* [Data]
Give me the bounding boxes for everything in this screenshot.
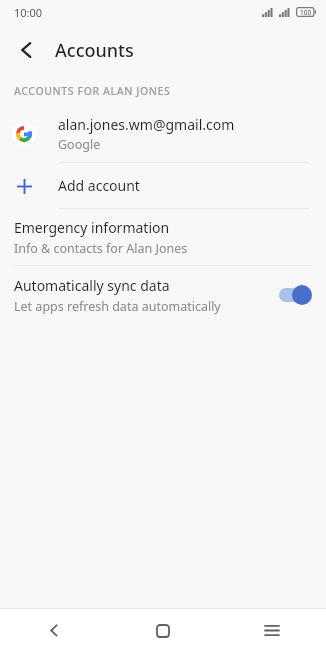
button[interactable]: alan.jones.wm@gmail.com: [0, 106, 326, 162]
button[interactable]: Back: [0, 609, 108, 652]
staticText: Accounts: [55, 38, 134, 63]
button[interactable]: Recent apps: [217, 609, 326, 652]
staticText: Emergency information: [14, 218, 170, 237]
button[interactable]: Automatically sync data: [278, 284, 312, 306]
staticText: Automatically sync data: [14, 276, 170, 295]
staticText: 10:00: [14, 5, 43, 20]
staticText: Google: [58, 136, 101, 153]
button[interactable]: Add account: [0, 163, 326, 208]
staticText: ACCOUNTS FOR ALAN JONES: [14, 84, 171, 98]
button[interactable]: Back: [9, 32, 45, 68]
staticText: Let apps refresh data automatically: [14, 298, 221, 315]
staticText: alan.jones.wm@gmail.com: [58, 115, 235, 134]
button[interactable]: Home: [108, 609, 217, 652]
staticText: 100: [300, 8, 312, 17]
staticText: Add account: [58, 176, 140, 195]
button[interactable]: Automatically sync data: [0, 266, 326, 324]
staticText: Info & contacts for Alan Jones: [14, 240, 188, 257]
button[interactable]: Emergency information: [0, 209, 326, 265]
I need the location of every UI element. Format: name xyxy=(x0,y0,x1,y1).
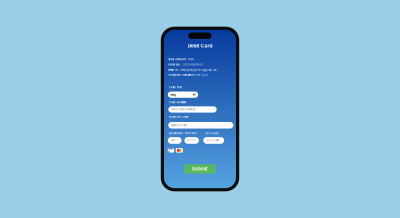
button[interactable]: MM xyxy=(168,137,182,144)
staticText: Name on Card xyxy=(171,124,188,127)
button[interactable]: CVV Code xyxy=(203,137,224,144)
staticText: CVV Code xyxy=(207,139,219,142)
staticText: Order No.: xyxy=(168,63,182,66)
staticText: 012345678901 xyxy=(183,63,203,66)
staticText: CARD NUMBER xyxy=(169,101,186,104)
staticText: VISA xyxy=(168,147,174,153)
button[interactable]: debug xyxy=(168,92,198,98)
staticText: josephgeorgeprofile@gmail.com xyxy=(180,68,217,71)
staticText: MM xyxy=(171,139,175,142)
staticText: NAME ON CARD xyxy=(169,116,189,118)
staticText: CARD TYPE xyxy=(169,86,182,89)
staticText: 15:00 xyxy=(201,74,208,76)
staticText: Submit xyxy=(192,166,208,172)
button[interactable]: Name on Card xyxy=(168,122,233,128)
staticText: ₹1976 xyxy=(188,58,194,61)
staticText: YYYY xyxy=(187,139,195,142)
button[interactable]: Valid Card Number xyxy=(168,106,217,113)
staticText: Valid Card Number xyxy=(171,108,195,111)
staticText: CVV CODE xyxy=(204,132,218,135)
staticText: debug xyxy=(170,93,176,96)
button[interactable]: Visa accepted xyxy=(168,148,174,153)
staticText: Email id: xyxy=(168,68,179,71)
staticText: EXP MONTH xyxy=(169,132,183,135)
button[interactable]: YYYY xyxy=(184,137,199,144)
button[interactable]: Mastercard accepted xyxy=(176,148,183,153)
button[interactable]: Submit xyxy=(184,164,216,174)
staticText: Complete Transaction in xyxy=(168,74,200,76)
staticText: EXP YEAR xyxy=(185,132,196,135)
staticText: Debit Card xyxy=(188,43,212,49)
staticText: Total Amount: xyxy=(168,58,187,61)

* [Your objective]
Reproduce the stretch of the records from the line containing "button[interactable]: MM xyxy=(168,137,182,144)" through the line containing "staticText: Order No.: xyxy=(168,63,182,66)", substituting "Security Code" for every "CVV Code" and leaving all else unchanged.

* [Answer for this exercise]
button[interactable]: MM xyxy=(168,137,182,144)
staticText: Name on Card xyxy=(171,124,188,127)
button[interactable]: Security Code xyxy=(203,137,224,144)
staticText: Security Code xyxy=(207,139,219,142)
staticText: Order No.: xyxy=(168,63,182,66)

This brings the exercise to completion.